## start MATERIAL FOR THE TASK
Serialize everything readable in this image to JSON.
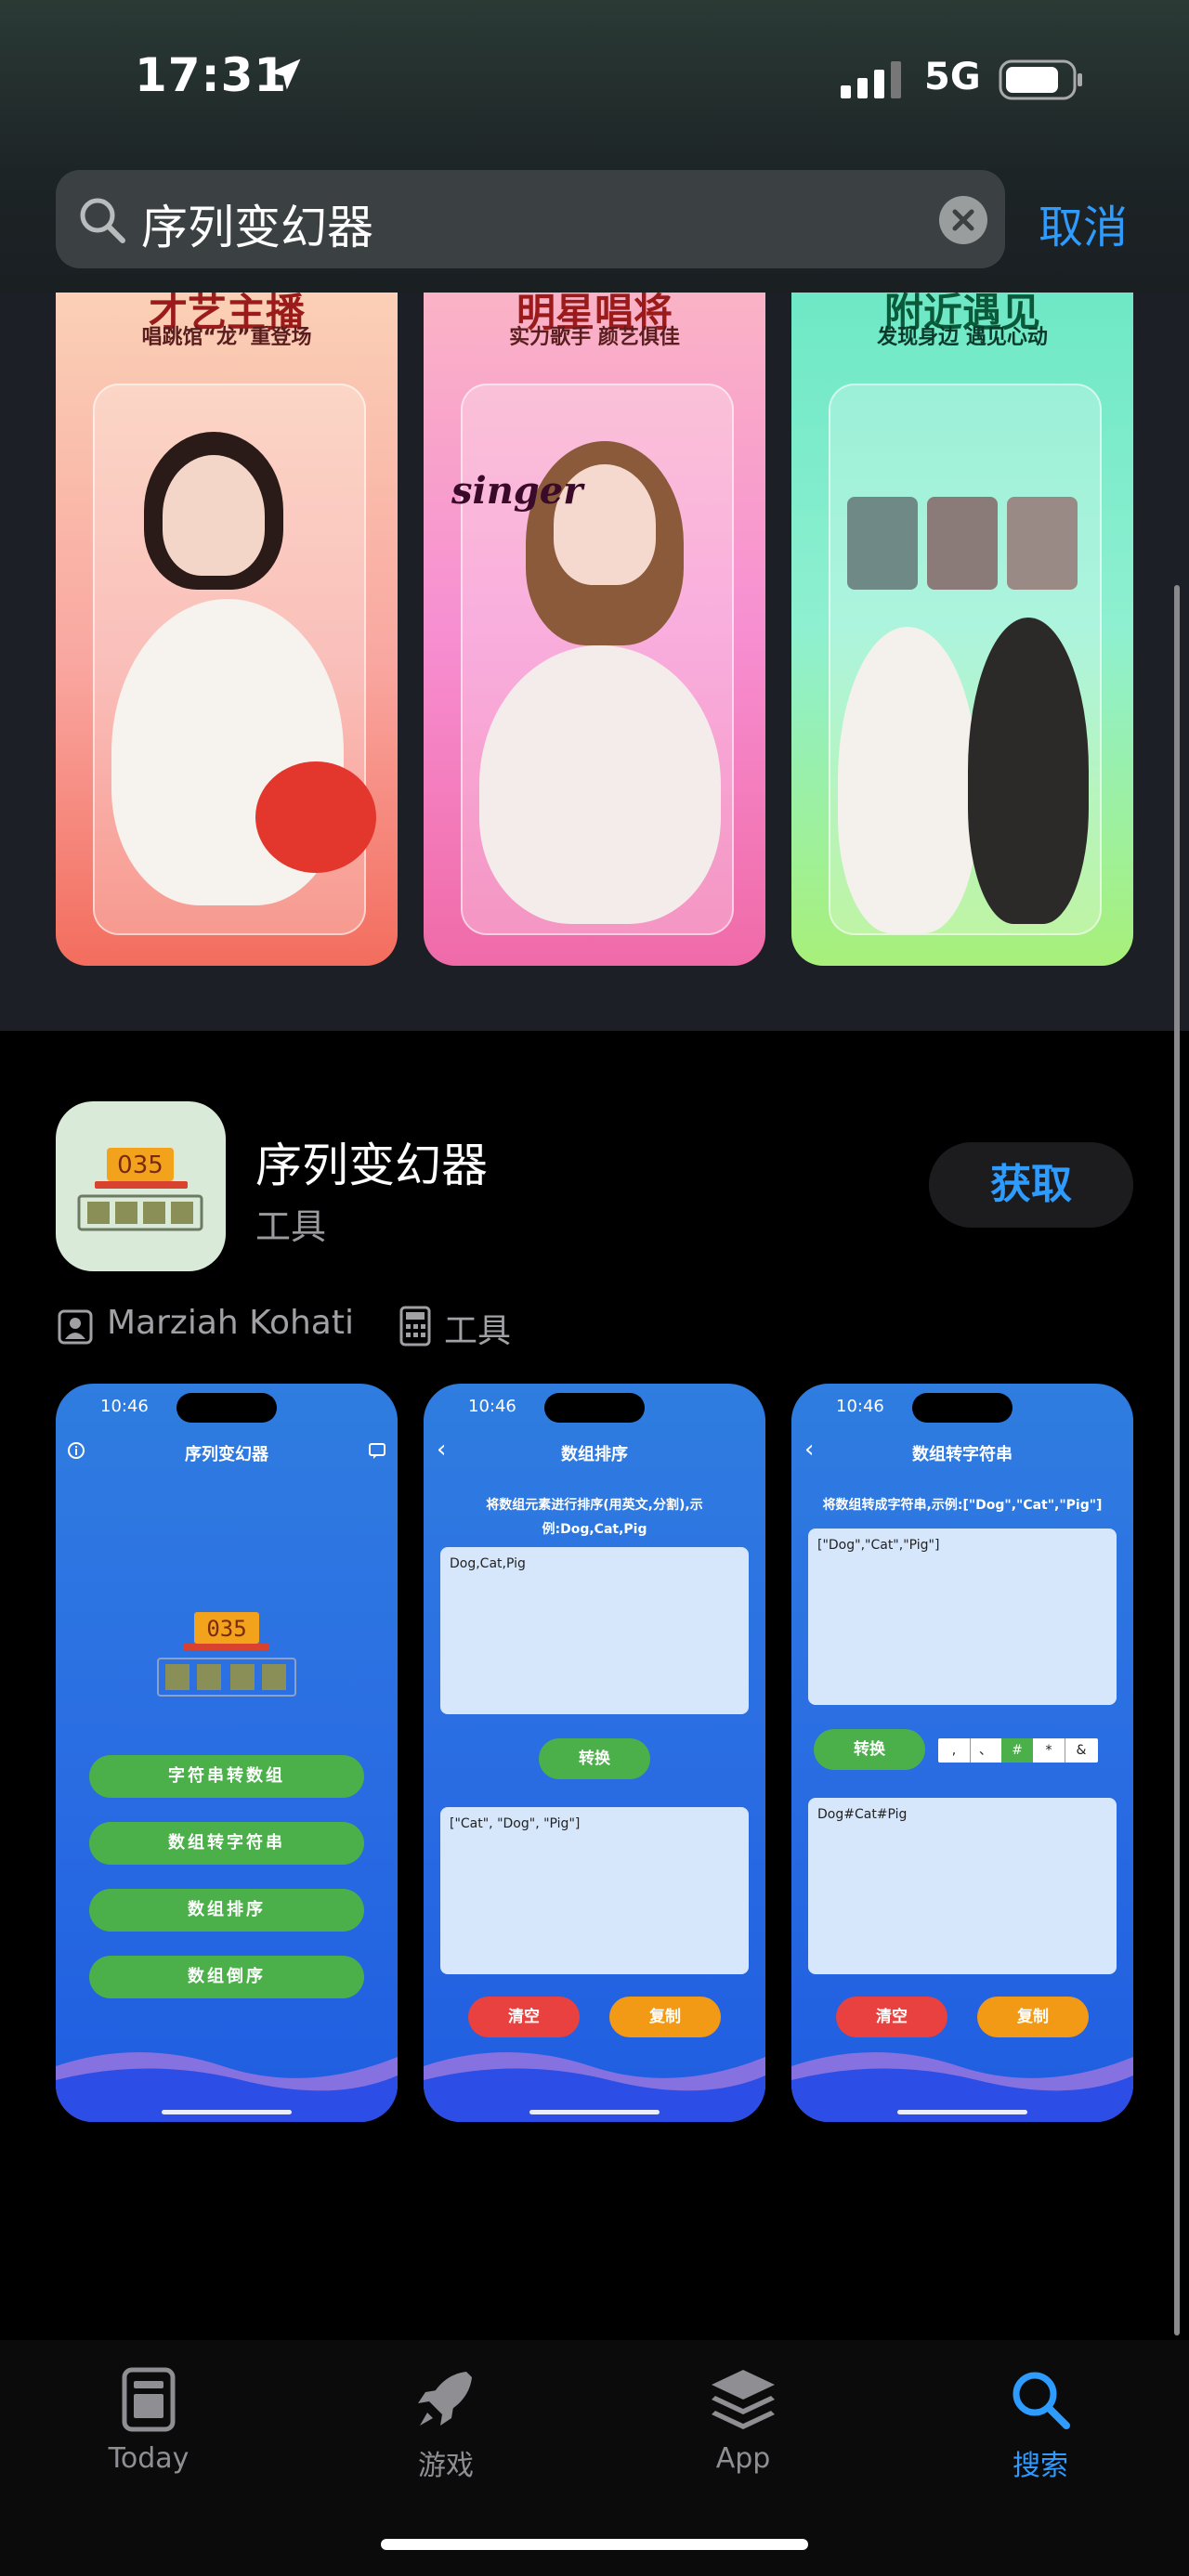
{
  "status": {
    "time": "17:31",
    "network": "5G"
  },
  "search": {
    "query": "序列变幻器",
    "cancel_label": "取消"
  },
  "promo_shots": [
    {
      "title": "才艺主播",
      "subtitle": "唱跳馆“龙”重登场"
    },
    {
      "title": "明星唱将",
      "subtitle": "实力歌手 颜艺俱佳",
      "overlay": "singer"
    },
    {
      "title": "附近遇见",
      "subtitle": "发现身边 遇见心动"
    }
  ],
  "app": {
    "name": "序列变幻器",
    "category": "工具",
    "icon_counter": "035",
    "get_label": "获取",
    "developer": "Marziah Kohati",
    "genre": "工具"
  },
  "device_shots": [
    {
      "time": "10:46",
      "title": "序列变幻器",
      "counter": "035",
      "buttons": [
        "字符串转数组",
        "数组转字符串",
        "数组排序",
        "数组倒序"
      ]
    },
    {
      "time": "10:46",
      "title": "数组排序",
      "hint": "将数组元素进行排序(用英文,分割),示例:Dog,Cat,Pig",
      "input": "Dog,Cat,Pig",
      "convert_label": "转换",
      "output": "[\"Cat\", \"Dog\", \"Pig\"]",
      "clear_label": "清空",
      "copy_label": "复制"
    },
    {
      "time": "10:46",
      "title": "数组转字符串",
      "hint": "将数组转成字符串,示例:[\"Dog\",\"Cat\",\"Pig\"]",
      "input": "[\"Dog\",\"Cat\",\"Pig\"]",
      "convert_label": "转换",
      "separators": [
        ",",
        "、",
        "#",
        "*",
        "&"
      ],
      "output": "Dog#Cat#Pig",
      "clear_label": "清空",
      "copy_label": "复制"
    }
  ],
  "tabs": [
    {
      "label": "Today",
      "icon": "today-icon"
    },
    {
      "label": "游戏",
      "icon": "rocket-icon"
    },
    {
      "label": "App",
      "icon": "layers-icon"
    },
    {
      "label": "搜索",
      "icon": "search-icon",
      "active": true
    }
  ],
  "colors": {
    "accent": "#2e9bff",
    "green_button": "#4bb04a",
    "red_button": "#e8413f",
    "orange_button": "#f29a16"
  }
}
## end MATERIAL FOR THE TASK
Output every entry verbatim. Pictures do not belong in the copy.

Serialize everything readable in this image to JSON.
{
  "status": {
    "time": "17:31",
    "network": "5G"
  },
  "search": {
    "query": "序列变幻器",
    "cancel_label": "取消"
  },
  "promo_shots": [
    {
      "title": "才艺主播",
      "subtitle": "唱跳馆“龙”重登场"
    },
    {
      "title": "明星唱将",
      "subtitle": "实力歌手 颜艺俱佳",
      "overlay": "singer"
    },
    {
      "title": "附近遇见",
      "subtitle": "发现身边 遇见心动"
    }
  ],
  "app": {
    "name": "序列变幻器",
    "category": "工具",
    "icon_counter": "035",
    "get_label": "获取",
    "developer": "Marziah Kohati",
    "genre": "工具"
  },
  "device_shots": [
    {
      "time": "10:46",
      "title": "序列变幻器",
      "counter": "035",
      "buttons": [
        "字符串转数组",
        "数组转字符串",
        "数组排序",
        "数组倒序"
      ]
    },
    {
      "time": "10:46",
      "title": "数组排序",
      "hint": "将数组元素进行排序(用英文,分割),示例:Dog,Cat,Pig",
      "input": "Dog,Cat,Pig",
      "convert_label": "转换",
      "output": "[\"Cat\", \"Dog\", \"Pig\"]",
      "clear_label": "清空",
      "copy_label": "复制"
    },
    {
      "time": "10:46",
      "title": "数组转字符串",
      "hint": "将数组转成字符串,示例:[\"Dog\",\"Cat\",\"Pig\"]",
      "input": "[\"Dog\",\"Cat\",\"Pig\"]",
      "convert_label": "转换",
      "separators": [
        ",",
        "、",
        "#",
        "*",
        "&"
      ],
      "output": "Dog#Cat#Pig",
      "clear_label": "清空",
      "copy_label": "复制"
    }
  ],
  "tabs": [
    {
      "label": "Today",
      "icon": "today-icon"
    },
    {
      "label": "游戏",
      "icon": "rocket-icon"
    },
    {
      "label": "App",
      "icon": "layers-icon"
    },
    {
      "label": "搜索",
      "icon": "search-icon",
      "active": true
    }
  ],
  "colors": {
    "accent": "#2e9bff",
    "green_button": "#4bb04a",
    "red_button": "#e8413f",
    "orange_button": "#f29a16"
  }
}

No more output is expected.